## [Information given]

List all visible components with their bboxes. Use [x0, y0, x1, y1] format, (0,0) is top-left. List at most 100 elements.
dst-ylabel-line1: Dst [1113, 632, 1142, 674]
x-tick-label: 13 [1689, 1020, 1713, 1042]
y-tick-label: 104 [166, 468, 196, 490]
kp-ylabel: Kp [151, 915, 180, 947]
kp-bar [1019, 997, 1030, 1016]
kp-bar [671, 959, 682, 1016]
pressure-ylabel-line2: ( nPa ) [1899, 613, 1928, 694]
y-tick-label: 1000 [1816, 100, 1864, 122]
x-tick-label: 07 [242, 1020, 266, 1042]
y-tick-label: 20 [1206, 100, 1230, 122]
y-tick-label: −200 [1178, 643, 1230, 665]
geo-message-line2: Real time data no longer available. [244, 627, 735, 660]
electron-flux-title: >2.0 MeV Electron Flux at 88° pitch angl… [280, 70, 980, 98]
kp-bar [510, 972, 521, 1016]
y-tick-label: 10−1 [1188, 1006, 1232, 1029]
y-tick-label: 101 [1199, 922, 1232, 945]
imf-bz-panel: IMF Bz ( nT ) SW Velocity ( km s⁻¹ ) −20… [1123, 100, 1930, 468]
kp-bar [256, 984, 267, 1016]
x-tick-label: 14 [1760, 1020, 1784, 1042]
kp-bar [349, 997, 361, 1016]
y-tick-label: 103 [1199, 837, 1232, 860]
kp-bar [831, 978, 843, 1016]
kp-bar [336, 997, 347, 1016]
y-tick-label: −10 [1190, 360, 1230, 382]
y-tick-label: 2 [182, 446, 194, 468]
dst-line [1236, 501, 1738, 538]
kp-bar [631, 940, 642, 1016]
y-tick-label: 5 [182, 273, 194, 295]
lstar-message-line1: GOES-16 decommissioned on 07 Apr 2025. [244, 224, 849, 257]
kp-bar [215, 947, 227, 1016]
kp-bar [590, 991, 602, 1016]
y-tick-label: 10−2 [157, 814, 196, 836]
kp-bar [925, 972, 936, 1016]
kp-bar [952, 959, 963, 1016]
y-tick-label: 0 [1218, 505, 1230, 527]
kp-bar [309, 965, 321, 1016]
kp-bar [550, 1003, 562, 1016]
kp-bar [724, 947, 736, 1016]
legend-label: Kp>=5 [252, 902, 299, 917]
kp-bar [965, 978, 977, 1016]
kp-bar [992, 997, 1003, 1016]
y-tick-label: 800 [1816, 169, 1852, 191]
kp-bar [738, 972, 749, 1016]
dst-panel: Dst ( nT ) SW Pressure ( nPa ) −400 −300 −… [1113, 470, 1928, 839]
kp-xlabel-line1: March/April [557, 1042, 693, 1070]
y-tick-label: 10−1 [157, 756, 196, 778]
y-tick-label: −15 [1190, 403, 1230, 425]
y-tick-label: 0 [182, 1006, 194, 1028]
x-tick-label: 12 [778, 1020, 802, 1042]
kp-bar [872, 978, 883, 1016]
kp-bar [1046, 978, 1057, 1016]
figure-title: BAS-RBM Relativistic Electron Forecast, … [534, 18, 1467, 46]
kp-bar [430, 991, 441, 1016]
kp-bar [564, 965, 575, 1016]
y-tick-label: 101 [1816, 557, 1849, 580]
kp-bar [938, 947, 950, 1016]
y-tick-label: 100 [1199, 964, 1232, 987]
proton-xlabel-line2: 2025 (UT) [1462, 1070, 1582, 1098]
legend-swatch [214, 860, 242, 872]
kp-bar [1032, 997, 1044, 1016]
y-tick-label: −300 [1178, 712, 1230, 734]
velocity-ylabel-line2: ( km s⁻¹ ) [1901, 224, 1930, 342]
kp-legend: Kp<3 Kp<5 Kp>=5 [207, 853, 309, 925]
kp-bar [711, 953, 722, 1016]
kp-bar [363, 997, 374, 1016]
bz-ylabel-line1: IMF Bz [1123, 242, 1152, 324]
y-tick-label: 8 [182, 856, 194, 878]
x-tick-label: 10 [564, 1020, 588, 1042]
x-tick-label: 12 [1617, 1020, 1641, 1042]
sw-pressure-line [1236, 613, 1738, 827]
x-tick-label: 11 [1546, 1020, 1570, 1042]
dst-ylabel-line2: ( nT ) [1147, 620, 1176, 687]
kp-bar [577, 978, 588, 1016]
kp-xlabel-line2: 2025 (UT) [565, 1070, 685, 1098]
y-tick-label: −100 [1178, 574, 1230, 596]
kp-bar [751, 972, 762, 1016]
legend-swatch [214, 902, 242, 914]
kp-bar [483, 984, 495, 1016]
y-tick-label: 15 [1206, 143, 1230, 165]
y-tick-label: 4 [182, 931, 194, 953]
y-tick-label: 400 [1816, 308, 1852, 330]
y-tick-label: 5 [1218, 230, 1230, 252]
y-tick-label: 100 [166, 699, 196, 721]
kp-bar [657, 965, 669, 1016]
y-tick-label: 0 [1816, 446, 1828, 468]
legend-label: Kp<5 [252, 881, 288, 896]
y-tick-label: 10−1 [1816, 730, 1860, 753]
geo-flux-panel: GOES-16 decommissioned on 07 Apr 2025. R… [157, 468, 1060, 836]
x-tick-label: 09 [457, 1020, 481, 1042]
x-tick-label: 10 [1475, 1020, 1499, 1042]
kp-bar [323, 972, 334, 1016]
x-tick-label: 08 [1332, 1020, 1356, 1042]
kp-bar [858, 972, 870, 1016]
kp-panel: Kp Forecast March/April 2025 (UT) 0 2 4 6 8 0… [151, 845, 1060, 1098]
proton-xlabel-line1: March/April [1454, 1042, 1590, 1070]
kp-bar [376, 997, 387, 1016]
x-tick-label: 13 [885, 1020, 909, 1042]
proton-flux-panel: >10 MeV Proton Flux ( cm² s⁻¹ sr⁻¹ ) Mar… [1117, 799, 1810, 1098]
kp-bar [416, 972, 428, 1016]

## [Objective]
Please count the lines in the records above that contain the string "title", and give only the number.

## [The result]
2